→ **Given task**
Pull out from the material below all lines with "true".

━━━━━ Records shown

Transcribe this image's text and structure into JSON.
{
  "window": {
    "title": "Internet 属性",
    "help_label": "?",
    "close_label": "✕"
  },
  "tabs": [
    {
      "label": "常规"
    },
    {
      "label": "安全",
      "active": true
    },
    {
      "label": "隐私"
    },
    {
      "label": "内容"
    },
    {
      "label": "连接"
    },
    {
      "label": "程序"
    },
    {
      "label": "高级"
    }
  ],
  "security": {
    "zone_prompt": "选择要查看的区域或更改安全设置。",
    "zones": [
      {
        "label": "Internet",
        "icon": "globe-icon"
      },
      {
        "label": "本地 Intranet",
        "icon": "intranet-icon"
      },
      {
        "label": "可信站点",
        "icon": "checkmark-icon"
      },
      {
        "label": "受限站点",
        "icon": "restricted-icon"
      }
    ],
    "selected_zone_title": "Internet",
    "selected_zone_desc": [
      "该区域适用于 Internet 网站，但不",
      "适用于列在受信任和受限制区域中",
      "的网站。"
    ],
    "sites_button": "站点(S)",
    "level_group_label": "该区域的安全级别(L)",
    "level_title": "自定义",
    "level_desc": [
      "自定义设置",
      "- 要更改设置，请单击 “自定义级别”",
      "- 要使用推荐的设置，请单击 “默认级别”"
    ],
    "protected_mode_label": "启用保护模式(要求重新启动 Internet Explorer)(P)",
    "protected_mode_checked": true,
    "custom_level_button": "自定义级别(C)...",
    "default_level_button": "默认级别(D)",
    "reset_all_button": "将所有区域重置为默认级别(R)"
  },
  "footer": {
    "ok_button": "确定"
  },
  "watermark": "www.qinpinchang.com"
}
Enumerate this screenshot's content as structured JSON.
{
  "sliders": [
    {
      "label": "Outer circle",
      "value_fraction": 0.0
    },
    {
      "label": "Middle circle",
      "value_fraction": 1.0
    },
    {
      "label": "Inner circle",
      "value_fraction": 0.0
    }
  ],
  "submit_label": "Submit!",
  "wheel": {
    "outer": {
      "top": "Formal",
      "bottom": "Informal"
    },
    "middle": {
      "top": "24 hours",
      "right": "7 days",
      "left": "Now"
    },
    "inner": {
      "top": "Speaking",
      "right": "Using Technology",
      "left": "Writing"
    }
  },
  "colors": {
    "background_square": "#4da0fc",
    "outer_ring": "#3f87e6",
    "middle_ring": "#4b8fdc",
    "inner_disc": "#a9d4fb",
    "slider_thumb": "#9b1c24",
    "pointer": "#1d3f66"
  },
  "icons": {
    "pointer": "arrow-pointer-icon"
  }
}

━━━━━━━━━━
━━━━━ Records shown

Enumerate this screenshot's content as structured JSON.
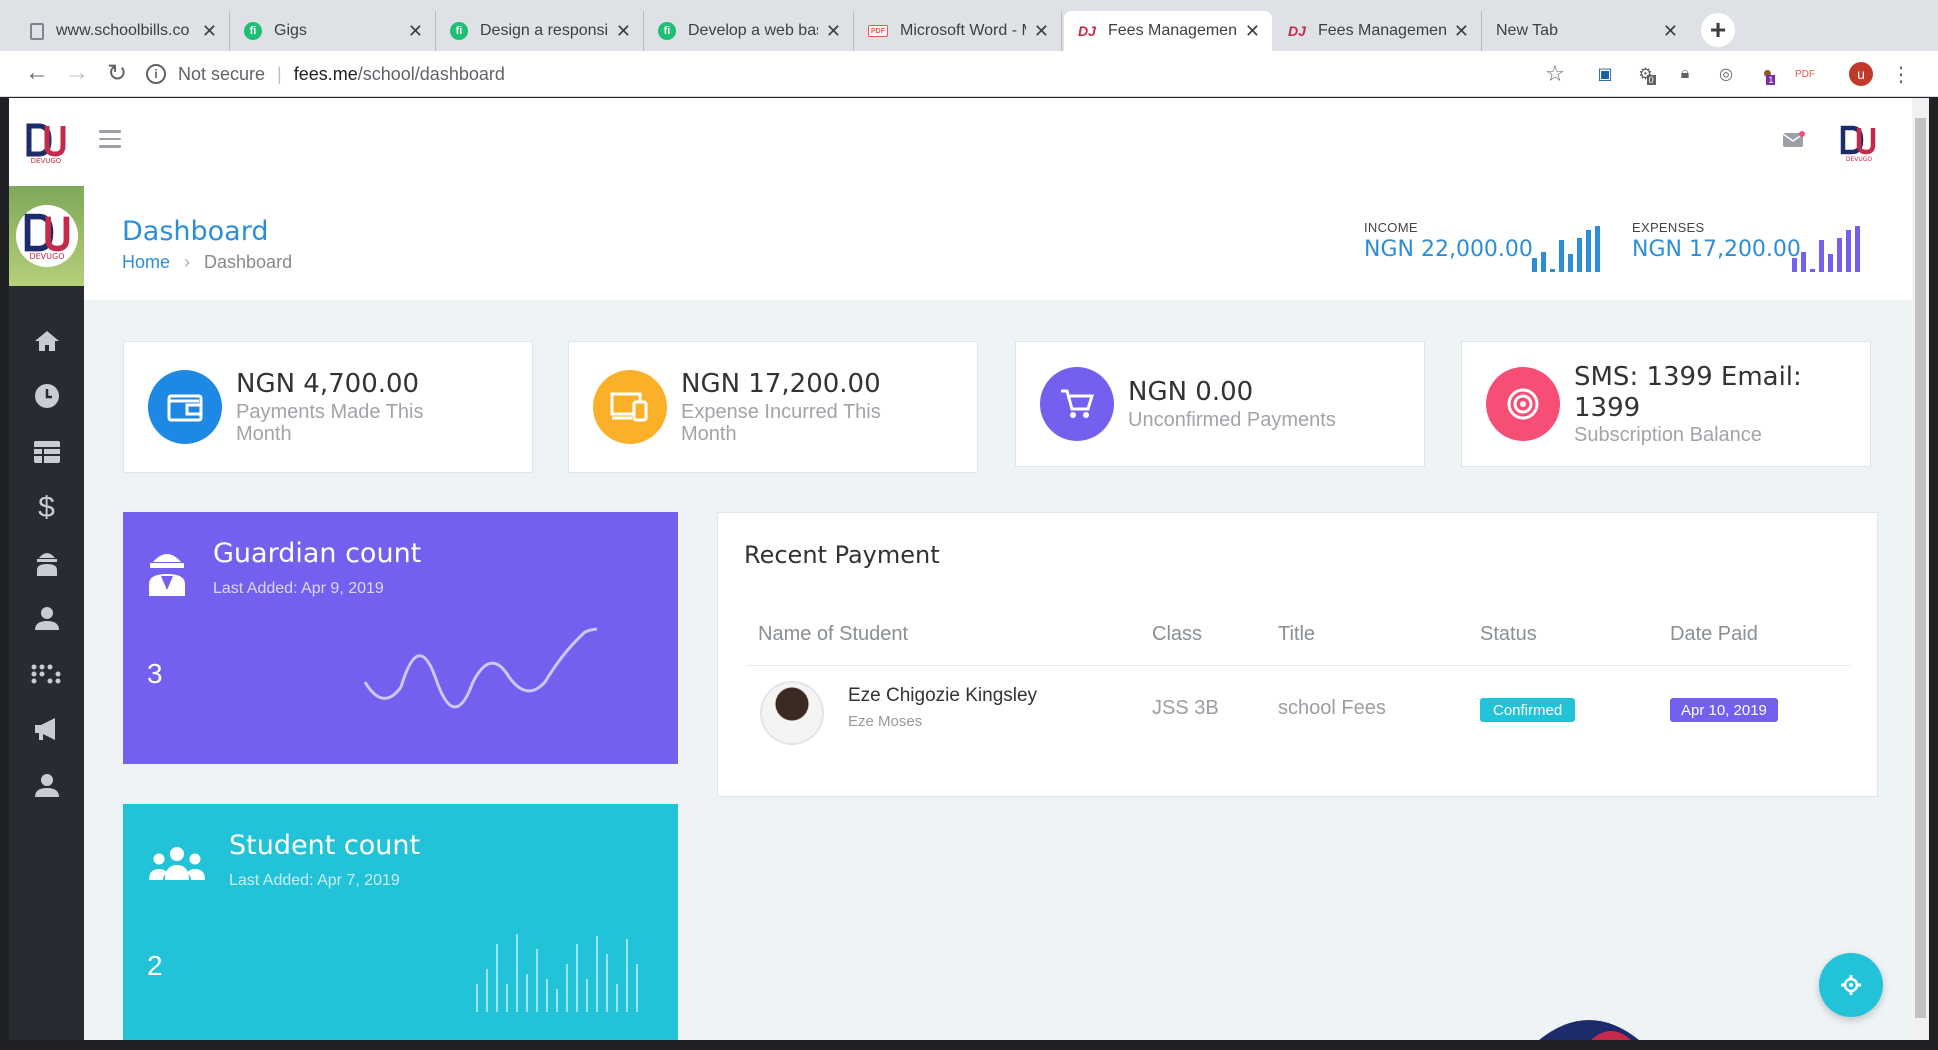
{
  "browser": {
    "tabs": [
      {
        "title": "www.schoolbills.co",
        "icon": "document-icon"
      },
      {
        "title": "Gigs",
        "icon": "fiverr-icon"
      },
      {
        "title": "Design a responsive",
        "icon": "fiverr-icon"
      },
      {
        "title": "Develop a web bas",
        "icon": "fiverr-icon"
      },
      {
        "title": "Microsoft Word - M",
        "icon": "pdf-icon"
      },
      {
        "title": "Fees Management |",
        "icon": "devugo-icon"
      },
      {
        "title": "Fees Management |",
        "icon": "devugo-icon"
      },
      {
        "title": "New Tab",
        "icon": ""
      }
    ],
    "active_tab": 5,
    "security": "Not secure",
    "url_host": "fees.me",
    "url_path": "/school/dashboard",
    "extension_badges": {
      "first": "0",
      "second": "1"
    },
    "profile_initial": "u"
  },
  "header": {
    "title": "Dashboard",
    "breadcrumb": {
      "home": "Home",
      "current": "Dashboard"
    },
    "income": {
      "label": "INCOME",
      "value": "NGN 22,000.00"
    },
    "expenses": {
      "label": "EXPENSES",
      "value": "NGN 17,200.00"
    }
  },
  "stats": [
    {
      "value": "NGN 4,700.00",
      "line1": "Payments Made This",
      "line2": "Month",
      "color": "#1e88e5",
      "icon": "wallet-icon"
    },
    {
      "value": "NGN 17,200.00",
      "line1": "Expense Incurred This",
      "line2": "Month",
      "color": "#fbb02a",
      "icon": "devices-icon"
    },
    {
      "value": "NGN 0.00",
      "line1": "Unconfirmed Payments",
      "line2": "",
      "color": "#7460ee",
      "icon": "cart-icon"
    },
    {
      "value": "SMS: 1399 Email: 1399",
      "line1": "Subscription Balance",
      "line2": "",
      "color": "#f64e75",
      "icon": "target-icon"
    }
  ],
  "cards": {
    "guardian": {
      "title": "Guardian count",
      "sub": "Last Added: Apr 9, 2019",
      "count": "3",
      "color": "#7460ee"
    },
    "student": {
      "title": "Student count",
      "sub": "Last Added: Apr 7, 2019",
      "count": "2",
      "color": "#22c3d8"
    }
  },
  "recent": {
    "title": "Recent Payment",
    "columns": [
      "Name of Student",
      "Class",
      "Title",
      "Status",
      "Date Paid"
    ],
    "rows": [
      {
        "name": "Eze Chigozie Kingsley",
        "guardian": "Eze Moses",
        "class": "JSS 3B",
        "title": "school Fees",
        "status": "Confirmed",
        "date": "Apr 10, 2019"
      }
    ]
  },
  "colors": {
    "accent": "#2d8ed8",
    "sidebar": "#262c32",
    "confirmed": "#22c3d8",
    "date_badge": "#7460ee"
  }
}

━━━━━━━━━━
━━━━━ Records shown

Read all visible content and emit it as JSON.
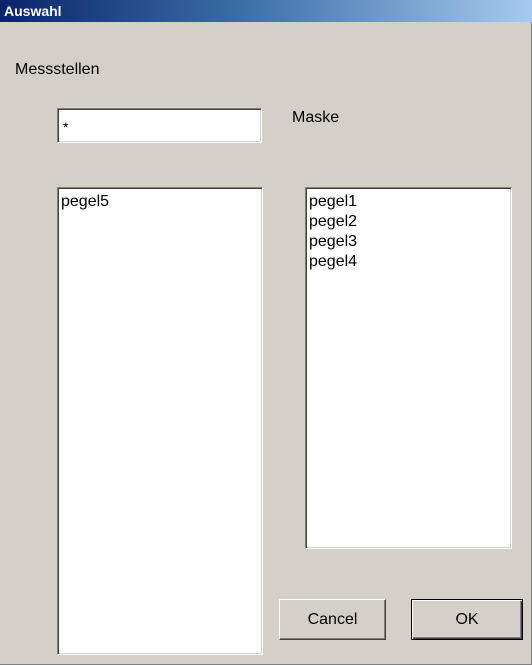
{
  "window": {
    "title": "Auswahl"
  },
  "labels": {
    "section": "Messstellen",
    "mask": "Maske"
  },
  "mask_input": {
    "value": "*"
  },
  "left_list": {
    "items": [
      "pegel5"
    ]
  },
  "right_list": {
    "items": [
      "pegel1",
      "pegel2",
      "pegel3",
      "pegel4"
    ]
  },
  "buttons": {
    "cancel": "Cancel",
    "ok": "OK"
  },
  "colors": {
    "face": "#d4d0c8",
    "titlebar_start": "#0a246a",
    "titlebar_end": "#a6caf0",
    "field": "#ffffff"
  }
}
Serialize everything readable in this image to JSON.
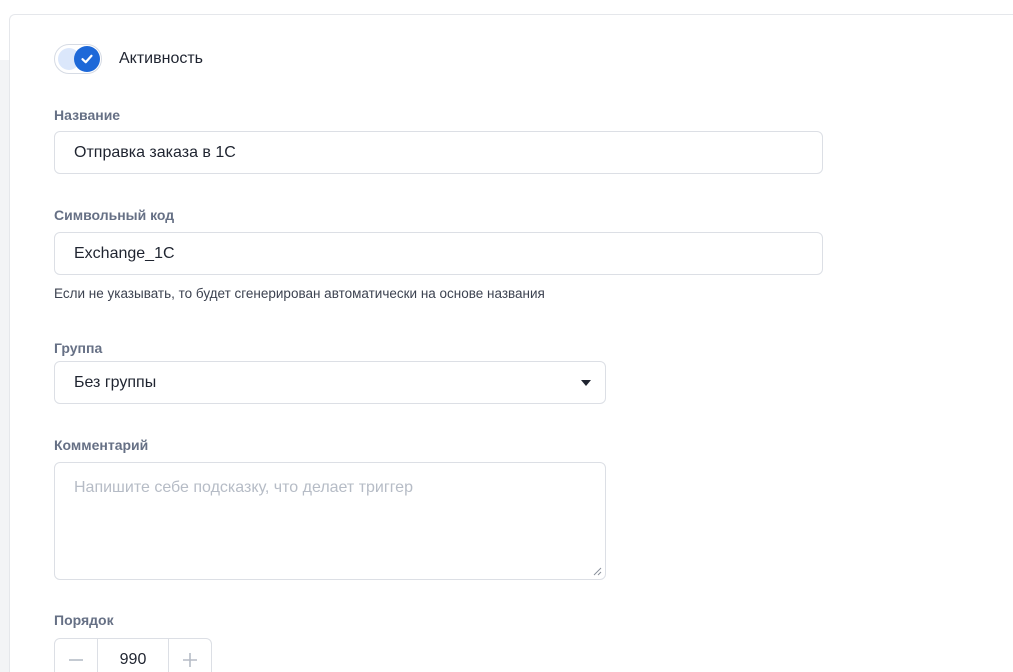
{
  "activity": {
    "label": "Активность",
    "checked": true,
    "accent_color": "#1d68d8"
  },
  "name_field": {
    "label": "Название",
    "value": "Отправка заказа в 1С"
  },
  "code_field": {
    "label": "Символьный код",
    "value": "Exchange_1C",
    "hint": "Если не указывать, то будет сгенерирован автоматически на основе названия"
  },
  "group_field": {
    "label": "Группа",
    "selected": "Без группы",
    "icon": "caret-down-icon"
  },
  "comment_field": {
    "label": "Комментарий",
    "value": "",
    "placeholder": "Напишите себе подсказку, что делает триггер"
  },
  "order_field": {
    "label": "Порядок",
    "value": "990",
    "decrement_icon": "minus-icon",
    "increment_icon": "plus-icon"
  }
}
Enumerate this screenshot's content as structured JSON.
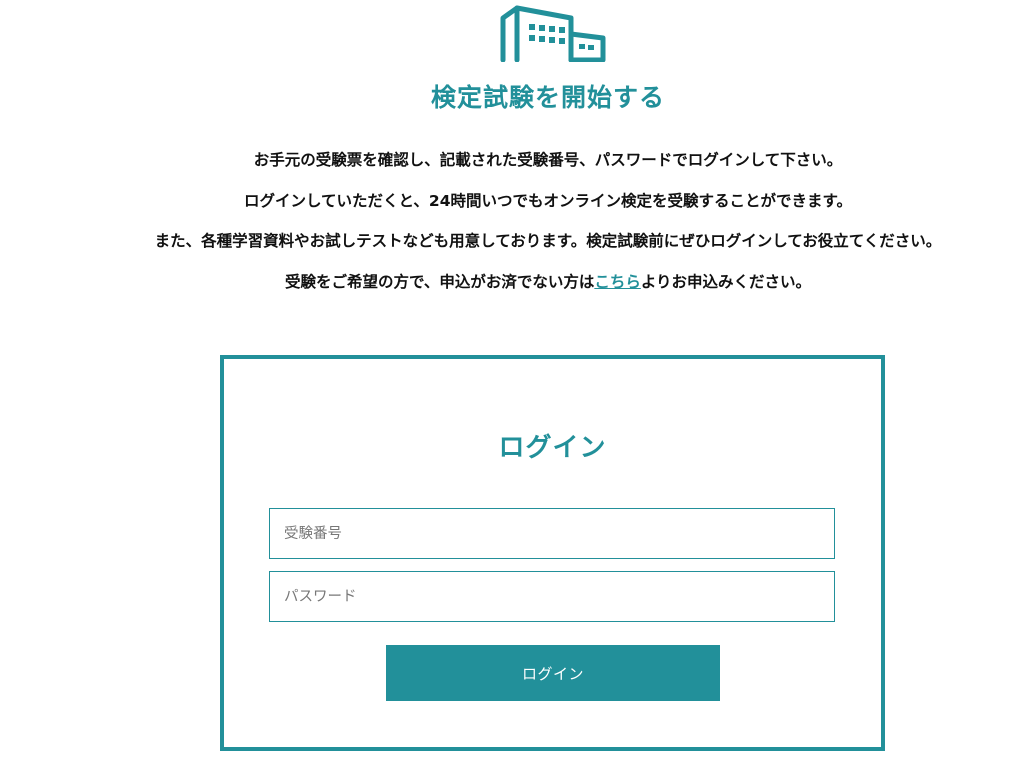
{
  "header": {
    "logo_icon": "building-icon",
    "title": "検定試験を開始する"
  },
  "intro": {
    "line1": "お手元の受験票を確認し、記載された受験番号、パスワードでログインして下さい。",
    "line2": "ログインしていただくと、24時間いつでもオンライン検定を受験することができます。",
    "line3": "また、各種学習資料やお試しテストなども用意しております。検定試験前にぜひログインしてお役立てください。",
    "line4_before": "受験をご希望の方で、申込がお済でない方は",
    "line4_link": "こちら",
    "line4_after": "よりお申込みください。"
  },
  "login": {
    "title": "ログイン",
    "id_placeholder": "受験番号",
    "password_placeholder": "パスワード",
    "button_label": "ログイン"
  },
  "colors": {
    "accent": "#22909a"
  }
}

━━━━━━━━━━

→ **Completed task**
      "active": true
    "protected_mode_checked": true,
    "checked": true,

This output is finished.